## REQUIRED WORK
Omit all pictures and give the records below again exactly as written.

## DATA FOR THE TASK

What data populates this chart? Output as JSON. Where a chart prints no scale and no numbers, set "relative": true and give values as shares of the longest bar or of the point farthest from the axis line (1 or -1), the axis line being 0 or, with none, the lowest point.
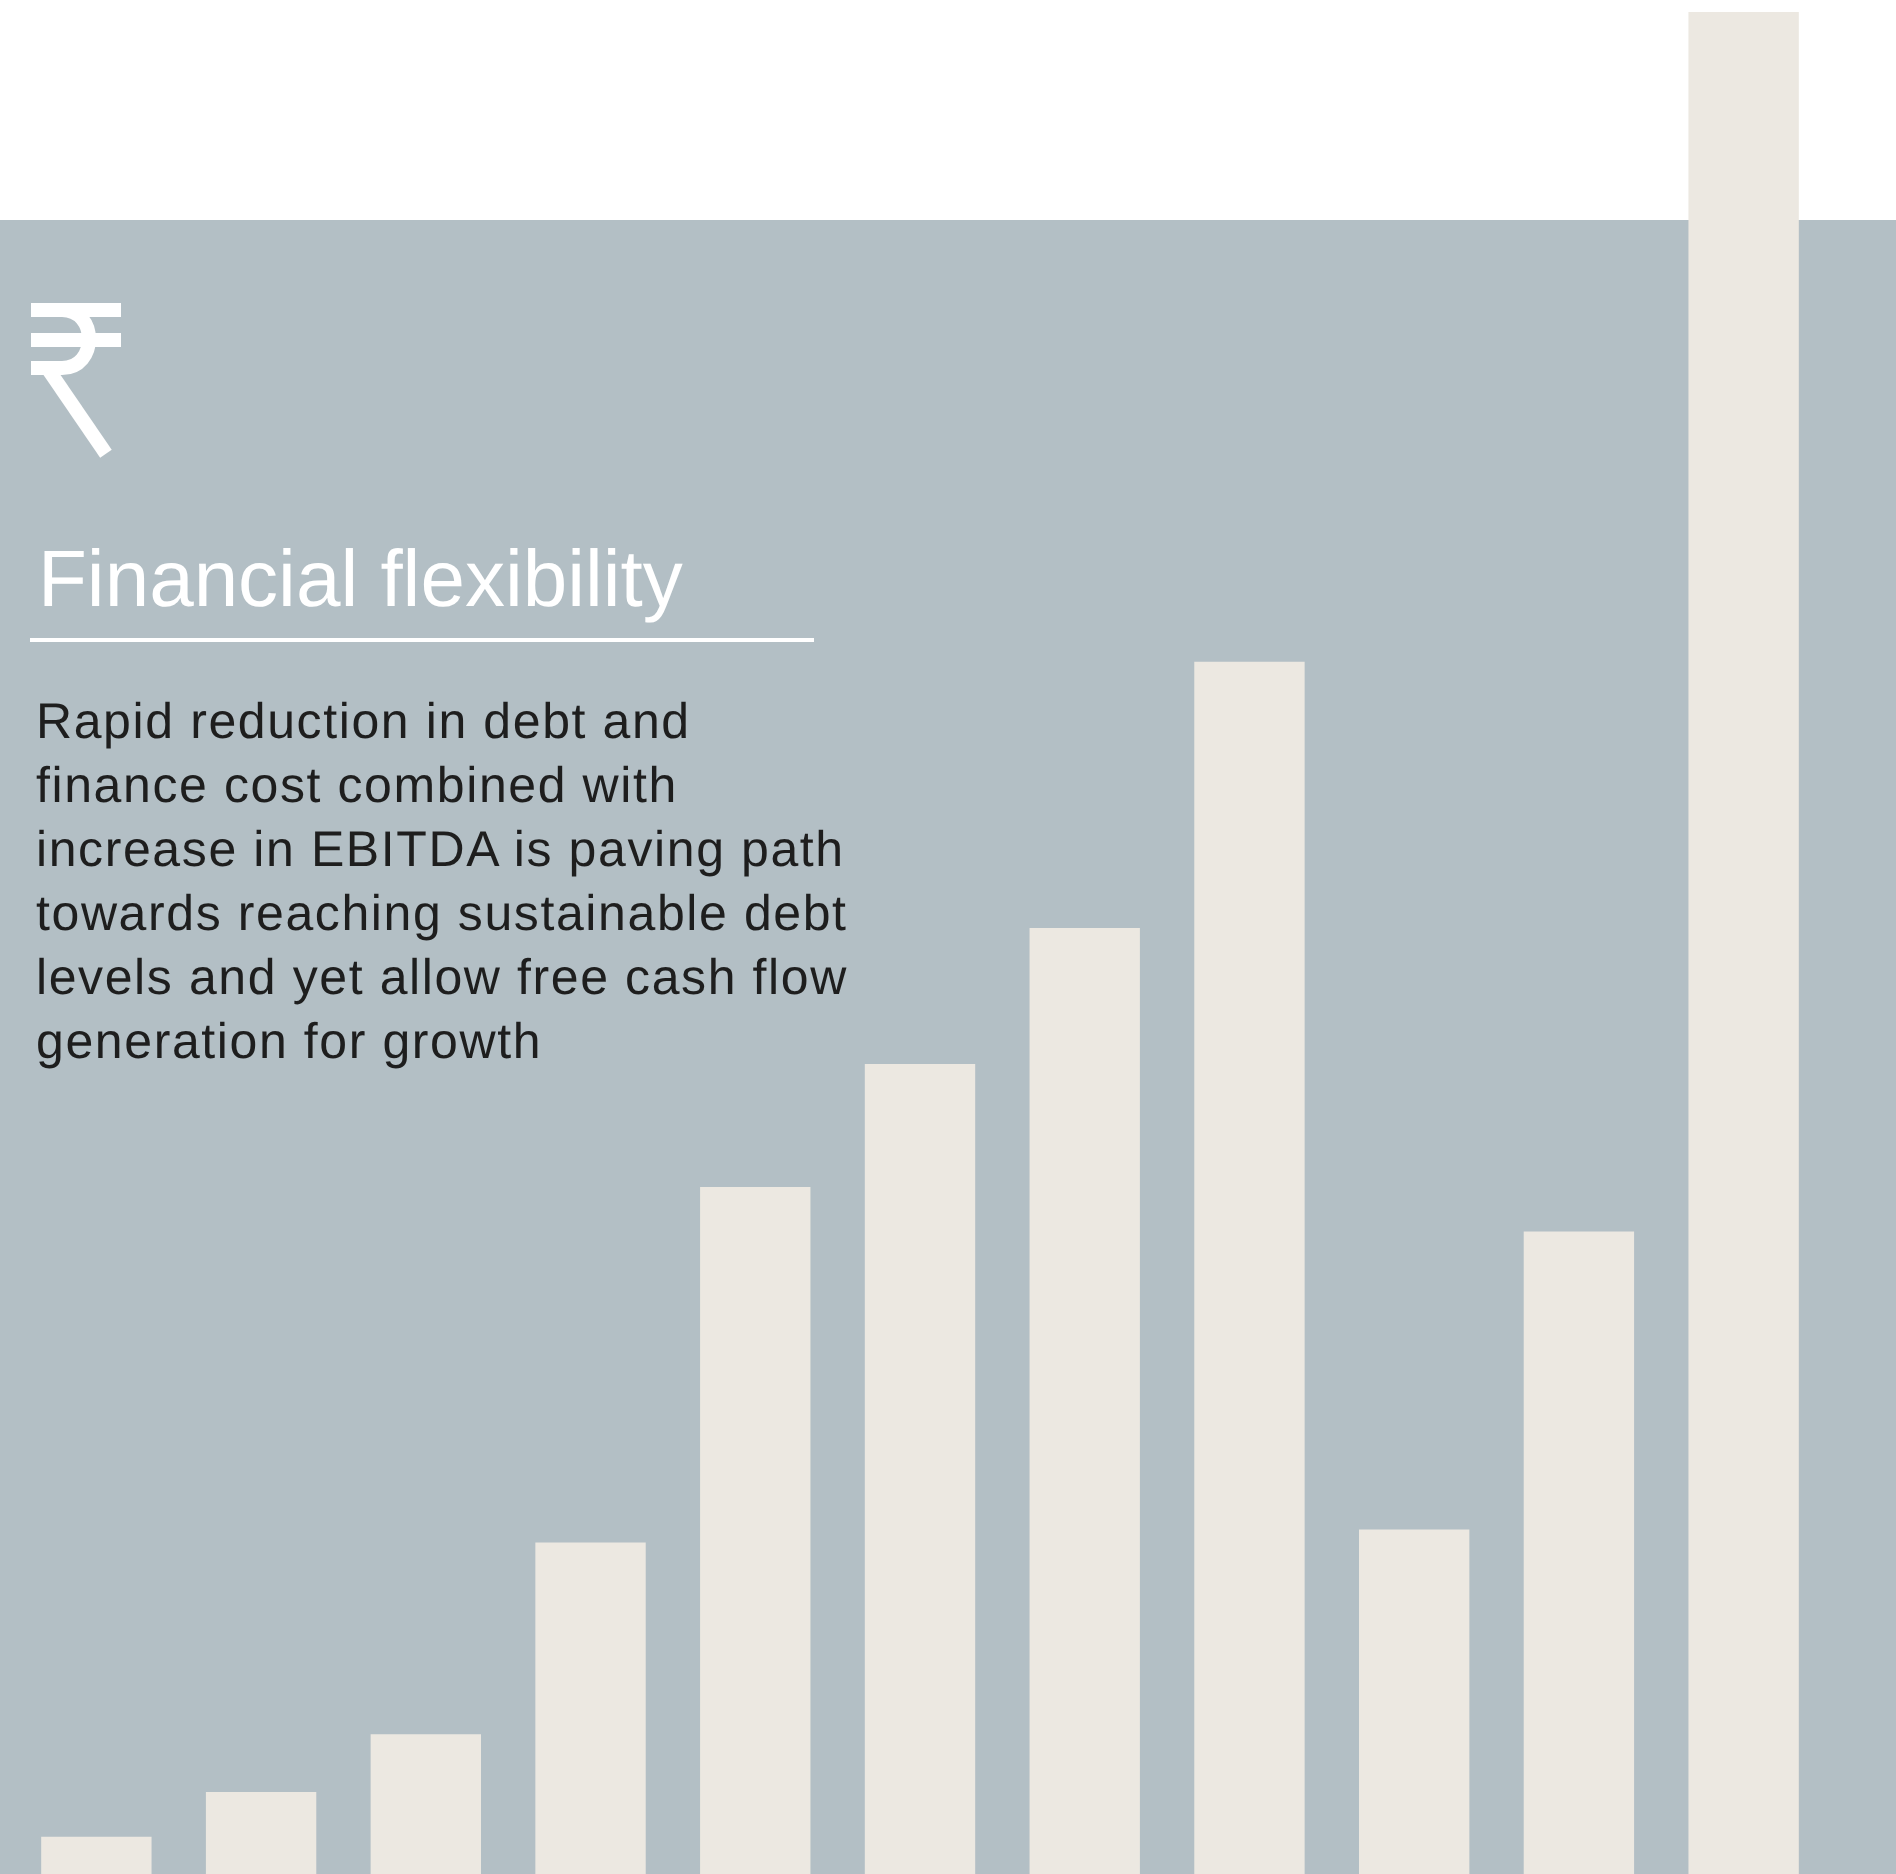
{
  "chart_data": {
    "type": "bar",
    "title": "Financial flexibility",
    "subtitle": "Rapid reduction in debt and finance cost combined with increase in EBITDA is paving path towards reaching sustainable debt levels and yet allow free cash flow generation for growth",
    "relative": true,
    "categories": [
      null,
      null,
      null,
      null,
      null,
      null,
      null,
      null,
      null,
      null,
      null
    ],
    "values": [
      0.02,
      0.044,
      0.075,
      0.178,
      0.369,
      0.435,
      0.508,
      0.651,
      0.185,
      0.345,
      1
    ],
    "color": "#ece8e1",
    "legend": false
  }
}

## ANSWER TO THIS PROBLEM
What data populates this chart? Output as JSON. Where a chart prints no scale and no numbers, set "relative": true and give values as shares of the longest bar or of the point farthest from the axis line (1 or -1), the axis line being 0 or, with none, the lowest point.
{
  "chart_data": {
    "type": "bar",
    "title": "Financial flexibility",
    "subtitle": "Rapid reduction in debt and finance cost combined with increase in EBITDA is paving path towards reaching sustainable debt levels and yet allow free cash flow generation for growth",
    "relative": true,
    "categories": [
      null,
      null,
      null,
      null,
      null,
      null,
      null,
      null,
      null,
      null,
      null
    ],
    "values": [
      0.02,
      0.044,
      0.075,
      0.178,
      0.369,
      0.435,
      0.508,
      0.651,
      0.185,
      0.345,
      1
    ],
    "color": "#ece8e1",
    "legend": false
  }
}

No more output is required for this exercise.